- [Task details]:
Transcribe all of the records precisely as they are presented.

- [The input]:
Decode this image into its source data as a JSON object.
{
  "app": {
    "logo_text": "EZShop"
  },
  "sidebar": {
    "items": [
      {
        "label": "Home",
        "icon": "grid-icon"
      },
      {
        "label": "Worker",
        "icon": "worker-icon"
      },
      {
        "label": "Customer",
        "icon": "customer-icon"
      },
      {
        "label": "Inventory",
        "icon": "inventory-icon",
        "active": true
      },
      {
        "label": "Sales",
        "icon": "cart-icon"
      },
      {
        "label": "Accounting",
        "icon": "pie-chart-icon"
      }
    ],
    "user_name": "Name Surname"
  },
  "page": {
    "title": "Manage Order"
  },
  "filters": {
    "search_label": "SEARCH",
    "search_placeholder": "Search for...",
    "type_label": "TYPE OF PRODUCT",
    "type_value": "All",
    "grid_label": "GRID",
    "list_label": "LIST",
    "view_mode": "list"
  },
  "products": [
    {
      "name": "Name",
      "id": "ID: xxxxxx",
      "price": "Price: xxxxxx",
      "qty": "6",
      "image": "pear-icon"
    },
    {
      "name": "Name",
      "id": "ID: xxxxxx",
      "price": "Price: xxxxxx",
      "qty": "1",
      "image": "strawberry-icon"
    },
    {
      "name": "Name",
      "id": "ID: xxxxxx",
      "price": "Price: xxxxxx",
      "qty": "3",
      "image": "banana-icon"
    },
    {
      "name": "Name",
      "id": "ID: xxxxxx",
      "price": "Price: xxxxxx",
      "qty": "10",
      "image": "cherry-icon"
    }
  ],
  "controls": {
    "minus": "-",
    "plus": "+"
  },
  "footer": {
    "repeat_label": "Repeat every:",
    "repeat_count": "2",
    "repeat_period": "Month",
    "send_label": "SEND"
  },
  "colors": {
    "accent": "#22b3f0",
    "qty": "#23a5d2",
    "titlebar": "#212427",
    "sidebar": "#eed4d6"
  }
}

- [Written response]:
Decode this image into its source data as a JSON object.
{
  "app": {
    "logo_text": "EZShop"
  },
  "sidebar": {
    "items": [
      {
        "label": "Home",
        "icon": "grid-icon"
      },
      {
        "label": "Worker",
        "icon": "worker-icon"
      },
      {
        "label": "Customer",
        "icon": "customer-icon"
      },
      {
        "label": "Inventory",
        "icon": "inventory-icon",
        "active": true
      },
      {
        "label": "Sales",
        "icon": "cart-icon"
      },
      {
        "label": "Accounting",
        "icon": "pie-chart-icon"
      }
    ],
    "user_name": "Name Surname"
  },
  "page": {
    "title": "Manage Order"
  },
  "filters": {
    "search_label": "SEARCH",
    "search_placeholder": "Search for...",
    "type_label": "TYPE OF PRODUCT",
    "type_value": "All",
    "grid_label": "GRID",
    "list_label": "LIST",
    "view_mode": "list"
  },
  "products": [
    {
      "name": "Name",
      "id": "ID: xxxxxx",
      "price": "Price: xxxxxx",
      "qty": "6",
      "image": "pear-icon"
    },
    {
      "name": "Name",
      "id": "ID: xxxxxx",
      "price": "Price: xxxxxx",
      "qty": "1",
      "image": "strawberry-icon"
    },
    {
      "name": "Name",
      "id": "ID: xxxxxx",
      "price": "Price: xxxxxx",
      "qty": "3",
      "image": "banana-icon"
    },
    {
      "name": "Name",
      "id": "ID: xxxxxx",
      "price": "Price: xxxxxx",
      "qty": "10",
      "image": "cherry-icon"
    }
  ],
  "controls": {
    "minus": "-",
    "plus": "+"
  },
  "footer": {
    "repeat_label": "Repeat every:",
    "repeat_count": "2",
    "repeat_period": "Month",
    "send_label": "SEND"
  },
  "colors": {
    "accent": "#22b3f0",
    "qty": "#23a5d2",
    "titlebar": "#212427",
    "sidebar": "#eed4d6"
  }
}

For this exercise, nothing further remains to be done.